■ Task details
Records follow. Pull out every line that contains "page".

■ Extracted records
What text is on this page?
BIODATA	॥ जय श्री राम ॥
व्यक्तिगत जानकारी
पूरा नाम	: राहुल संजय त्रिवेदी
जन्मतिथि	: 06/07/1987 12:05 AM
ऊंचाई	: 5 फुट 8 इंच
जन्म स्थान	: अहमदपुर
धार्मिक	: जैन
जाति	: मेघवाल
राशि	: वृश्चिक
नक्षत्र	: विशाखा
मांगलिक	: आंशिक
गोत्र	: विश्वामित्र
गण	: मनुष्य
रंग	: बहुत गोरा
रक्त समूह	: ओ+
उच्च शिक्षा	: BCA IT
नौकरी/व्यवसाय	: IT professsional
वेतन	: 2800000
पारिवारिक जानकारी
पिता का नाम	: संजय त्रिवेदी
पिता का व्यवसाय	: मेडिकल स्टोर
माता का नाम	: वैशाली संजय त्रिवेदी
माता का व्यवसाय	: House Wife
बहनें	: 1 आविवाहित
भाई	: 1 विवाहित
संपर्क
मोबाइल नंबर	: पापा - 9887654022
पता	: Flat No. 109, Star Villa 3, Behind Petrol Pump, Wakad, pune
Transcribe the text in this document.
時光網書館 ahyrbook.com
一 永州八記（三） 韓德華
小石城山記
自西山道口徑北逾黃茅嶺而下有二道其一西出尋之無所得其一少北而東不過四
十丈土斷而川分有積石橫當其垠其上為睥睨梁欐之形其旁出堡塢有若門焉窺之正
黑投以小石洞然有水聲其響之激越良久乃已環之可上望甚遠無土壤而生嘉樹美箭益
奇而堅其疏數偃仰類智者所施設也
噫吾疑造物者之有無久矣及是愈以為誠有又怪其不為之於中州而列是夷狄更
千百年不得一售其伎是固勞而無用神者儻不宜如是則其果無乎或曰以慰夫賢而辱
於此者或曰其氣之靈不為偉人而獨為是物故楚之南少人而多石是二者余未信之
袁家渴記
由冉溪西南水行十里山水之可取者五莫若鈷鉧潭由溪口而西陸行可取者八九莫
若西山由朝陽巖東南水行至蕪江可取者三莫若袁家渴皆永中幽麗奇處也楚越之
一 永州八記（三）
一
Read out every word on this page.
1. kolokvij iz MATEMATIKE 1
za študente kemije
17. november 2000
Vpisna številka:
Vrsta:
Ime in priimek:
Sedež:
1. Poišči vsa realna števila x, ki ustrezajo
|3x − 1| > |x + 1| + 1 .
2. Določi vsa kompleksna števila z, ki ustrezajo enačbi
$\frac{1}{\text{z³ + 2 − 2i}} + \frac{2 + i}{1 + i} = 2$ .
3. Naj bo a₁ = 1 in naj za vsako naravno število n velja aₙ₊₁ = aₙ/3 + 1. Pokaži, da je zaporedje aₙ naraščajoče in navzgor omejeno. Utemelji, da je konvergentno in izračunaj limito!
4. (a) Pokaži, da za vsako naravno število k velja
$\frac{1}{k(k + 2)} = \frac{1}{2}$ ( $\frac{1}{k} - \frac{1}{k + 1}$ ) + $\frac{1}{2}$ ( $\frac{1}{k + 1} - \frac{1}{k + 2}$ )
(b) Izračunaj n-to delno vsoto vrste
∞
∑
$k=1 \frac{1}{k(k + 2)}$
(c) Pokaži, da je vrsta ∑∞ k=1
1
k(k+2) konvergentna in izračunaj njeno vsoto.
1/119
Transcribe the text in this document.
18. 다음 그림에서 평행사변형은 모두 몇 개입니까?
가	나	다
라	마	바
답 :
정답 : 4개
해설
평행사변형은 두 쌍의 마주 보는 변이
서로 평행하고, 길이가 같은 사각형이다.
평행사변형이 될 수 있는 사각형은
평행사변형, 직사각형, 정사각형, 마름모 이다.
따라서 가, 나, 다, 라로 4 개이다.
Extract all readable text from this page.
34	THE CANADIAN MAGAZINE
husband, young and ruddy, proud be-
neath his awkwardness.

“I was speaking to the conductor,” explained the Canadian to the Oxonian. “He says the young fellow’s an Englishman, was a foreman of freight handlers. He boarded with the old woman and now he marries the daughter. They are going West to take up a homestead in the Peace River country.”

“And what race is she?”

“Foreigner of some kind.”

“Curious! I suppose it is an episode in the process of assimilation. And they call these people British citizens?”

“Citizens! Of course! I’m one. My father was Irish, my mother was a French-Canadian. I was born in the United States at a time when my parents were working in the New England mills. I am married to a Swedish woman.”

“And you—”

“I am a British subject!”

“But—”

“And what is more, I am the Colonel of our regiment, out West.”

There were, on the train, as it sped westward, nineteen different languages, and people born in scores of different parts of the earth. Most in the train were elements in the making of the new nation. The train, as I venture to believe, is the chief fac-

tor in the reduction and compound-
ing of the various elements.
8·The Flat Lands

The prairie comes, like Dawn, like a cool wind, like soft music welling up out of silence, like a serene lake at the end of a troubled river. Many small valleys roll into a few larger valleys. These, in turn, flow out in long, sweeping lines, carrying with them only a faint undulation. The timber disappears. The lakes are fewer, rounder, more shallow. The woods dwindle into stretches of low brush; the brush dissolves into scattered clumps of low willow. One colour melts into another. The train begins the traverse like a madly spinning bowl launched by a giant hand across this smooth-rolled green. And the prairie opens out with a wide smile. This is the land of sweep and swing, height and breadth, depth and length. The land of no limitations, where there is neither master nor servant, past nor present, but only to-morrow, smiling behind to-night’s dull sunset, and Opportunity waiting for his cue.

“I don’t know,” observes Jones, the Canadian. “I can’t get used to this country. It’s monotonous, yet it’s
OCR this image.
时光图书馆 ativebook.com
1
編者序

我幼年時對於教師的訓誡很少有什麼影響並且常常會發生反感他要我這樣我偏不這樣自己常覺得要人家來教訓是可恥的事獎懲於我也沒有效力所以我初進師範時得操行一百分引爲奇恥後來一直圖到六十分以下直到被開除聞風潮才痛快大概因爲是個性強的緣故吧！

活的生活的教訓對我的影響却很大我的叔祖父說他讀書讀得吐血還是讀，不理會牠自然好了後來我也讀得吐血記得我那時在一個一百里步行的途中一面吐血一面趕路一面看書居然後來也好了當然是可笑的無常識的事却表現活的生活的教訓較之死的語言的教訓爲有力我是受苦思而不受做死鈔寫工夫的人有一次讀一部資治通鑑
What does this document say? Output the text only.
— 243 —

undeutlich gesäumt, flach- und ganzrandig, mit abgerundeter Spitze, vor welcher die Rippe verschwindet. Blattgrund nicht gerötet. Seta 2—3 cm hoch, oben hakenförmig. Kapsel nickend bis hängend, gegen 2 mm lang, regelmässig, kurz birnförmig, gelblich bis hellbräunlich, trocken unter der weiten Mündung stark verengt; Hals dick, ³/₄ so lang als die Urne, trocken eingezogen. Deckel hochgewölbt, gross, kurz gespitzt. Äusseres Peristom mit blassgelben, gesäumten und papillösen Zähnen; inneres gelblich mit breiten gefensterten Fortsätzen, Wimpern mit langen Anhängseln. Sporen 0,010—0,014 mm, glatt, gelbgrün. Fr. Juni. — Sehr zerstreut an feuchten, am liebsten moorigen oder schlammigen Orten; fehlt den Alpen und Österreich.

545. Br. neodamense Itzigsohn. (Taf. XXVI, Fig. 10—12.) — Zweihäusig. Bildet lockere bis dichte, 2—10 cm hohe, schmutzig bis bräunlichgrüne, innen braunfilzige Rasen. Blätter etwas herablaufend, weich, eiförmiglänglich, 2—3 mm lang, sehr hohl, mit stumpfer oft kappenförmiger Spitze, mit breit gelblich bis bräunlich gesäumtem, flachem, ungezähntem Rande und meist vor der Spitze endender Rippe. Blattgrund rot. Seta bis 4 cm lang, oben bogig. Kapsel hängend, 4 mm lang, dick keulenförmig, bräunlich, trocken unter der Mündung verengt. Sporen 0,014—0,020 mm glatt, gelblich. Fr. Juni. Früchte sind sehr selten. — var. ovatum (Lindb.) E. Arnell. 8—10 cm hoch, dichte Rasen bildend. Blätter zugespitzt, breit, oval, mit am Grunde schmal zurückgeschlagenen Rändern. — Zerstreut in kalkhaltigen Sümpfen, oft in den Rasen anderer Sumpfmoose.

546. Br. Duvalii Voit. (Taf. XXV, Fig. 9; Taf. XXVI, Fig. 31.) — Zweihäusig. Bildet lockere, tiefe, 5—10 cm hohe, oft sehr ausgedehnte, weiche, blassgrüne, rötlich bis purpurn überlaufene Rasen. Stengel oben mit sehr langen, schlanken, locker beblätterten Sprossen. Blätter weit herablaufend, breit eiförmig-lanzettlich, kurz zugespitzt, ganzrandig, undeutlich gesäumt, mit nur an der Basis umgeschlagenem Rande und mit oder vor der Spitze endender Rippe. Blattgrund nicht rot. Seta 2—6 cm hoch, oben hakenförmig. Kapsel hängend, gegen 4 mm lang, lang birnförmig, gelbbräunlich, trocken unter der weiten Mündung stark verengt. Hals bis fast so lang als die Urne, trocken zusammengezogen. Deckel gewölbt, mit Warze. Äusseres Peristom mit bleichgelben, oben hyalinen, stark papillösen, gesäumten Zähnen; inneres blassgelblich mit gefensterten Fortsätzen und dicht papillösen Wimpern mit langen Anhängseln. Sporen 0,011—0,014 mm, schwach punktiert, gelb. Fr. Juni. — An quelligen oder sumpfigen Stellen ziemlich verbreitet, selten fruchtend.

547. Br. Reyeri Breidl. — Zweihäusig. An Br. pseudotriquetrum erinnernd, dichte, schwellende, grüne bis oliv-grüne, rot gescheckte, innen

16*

■ Final result
What text is on this page?
Read out every word on this page.
Extract all readable text from this page.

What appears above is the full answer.